> [WHAT IS REQUIRED] Please transcribe the following records in full, exactly as given.
*** ENTRIES PROVIDED ***
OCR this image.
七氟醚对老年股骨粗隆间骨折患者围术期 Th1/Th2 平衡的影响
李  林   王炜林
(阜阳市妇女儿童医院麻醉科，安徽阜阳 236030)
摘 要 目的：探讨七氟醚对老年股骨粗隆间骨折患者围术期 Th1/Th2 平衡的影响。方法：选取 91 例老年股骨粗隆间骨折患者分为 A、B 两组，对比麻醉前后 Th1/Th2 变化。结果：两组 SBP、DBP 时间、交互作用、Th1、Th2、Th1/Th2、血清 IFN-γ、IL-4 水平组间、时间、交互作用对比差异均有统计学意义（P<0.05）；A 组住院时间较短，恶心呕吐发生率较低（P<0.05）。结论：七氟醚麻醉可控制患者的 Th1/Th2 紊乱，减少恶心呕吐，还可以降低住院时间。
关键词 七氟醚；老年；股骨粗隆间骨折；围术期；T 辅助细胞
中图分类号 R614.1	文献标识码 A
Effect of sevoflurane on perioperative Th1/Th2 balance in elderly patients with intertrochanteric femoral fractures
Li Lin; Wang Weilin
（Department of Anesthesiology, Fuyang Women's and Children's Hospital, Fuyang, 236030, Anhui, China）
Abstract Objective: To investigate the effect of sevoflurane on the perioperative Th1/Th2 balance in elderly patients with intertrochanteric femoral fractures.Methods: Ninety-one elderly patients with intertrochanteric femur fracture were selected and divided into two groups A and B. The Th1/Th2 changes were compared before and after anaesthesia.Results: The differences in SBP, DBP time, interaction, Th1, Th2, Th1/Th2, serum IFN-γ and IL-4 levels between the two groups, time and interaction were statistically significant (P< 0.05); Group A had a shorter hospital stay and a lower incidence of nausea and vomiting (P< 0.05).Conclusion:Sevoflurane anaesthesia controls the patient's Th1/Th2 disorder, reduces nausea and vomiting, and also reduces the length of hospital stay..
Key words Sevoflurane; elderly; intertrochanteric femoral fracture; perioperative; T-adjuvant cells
***
> [EXERCISE OUTPUT]
OCR this image.
七氟醚对老年股骨粗隆间骨折患者围术期 Th1/Th2 平衡的影响
李  林   王炜林
(阜阳市妇女儿童医院麻醉科，安徽阜阳 236030)
摘 要 目的：探讨七氟醚对老年股骨粗隆间骨折患者围术期 Th1/Th2 平衡的影响。方法：选取 91 例老年股骨粗隆间骨折患者分为 A、B 两组，对比麻醉前后 Th1/Th2 变化。结果：两组 SBP、DBP 时间、交互作用、Th1、Th2、Th1/Th2、血清 IFN-γ、IL-4 水平组间、时间、交互作用对比差异均有统计学意义（P<0.05）；A 组住院时间较短，恶心呕吐发生率较低（P<0.05）。结论：七氟醚麻醉可控制患者的 Th1/Th2 紊乱，减少恶心呕吐，还可以降低住院时间。
关键词 七氟醚；老年；股骨粗隆间骨折；围术期；T 辅助细胞
中图分类号 R614.1	文献标识码 A
Effect of sevoflurane on perioperative Th1/Th2 balance in elderly patients with intertrochanteric femoral fractures
Li Lin; Wang Weilin
（Department of Anesthesiology, Fuyang Women's and Children's Hospital, Fuyang, 236030, Anhui, China）
Abstract Objective: To investigate the effect of sevoflurane on the perioperative Th1/Th2 balance in elderly patients with intertrochanteric femoral fractures.Methods: Ninety-one elderly patients with intertrochanteric femur fracture were selected and divided into two groups A and B. The Th1/Th2 changes were compared before and after anaesthesia.Results: The differences in SBP, DBP time, interaction, Th1, Th2, Th1/Th2, serum IFN-γ and IL-4 levels between the two groups, time and interaction were statistically significant (P< 0.05); Group A had a shorter hospital stay and a lower incidence of nausea and vomiting (P< 0.05).Conclusion:Sevoflurane anaesthesia controls the patient's Th1/Th2 disorder, reduces nausea and vomiting, and also reduces the length of hospital stay..
Key words Sevoflurane; elderly; intertrochanteric femoral fracture; perioperative; T-adjuvant cells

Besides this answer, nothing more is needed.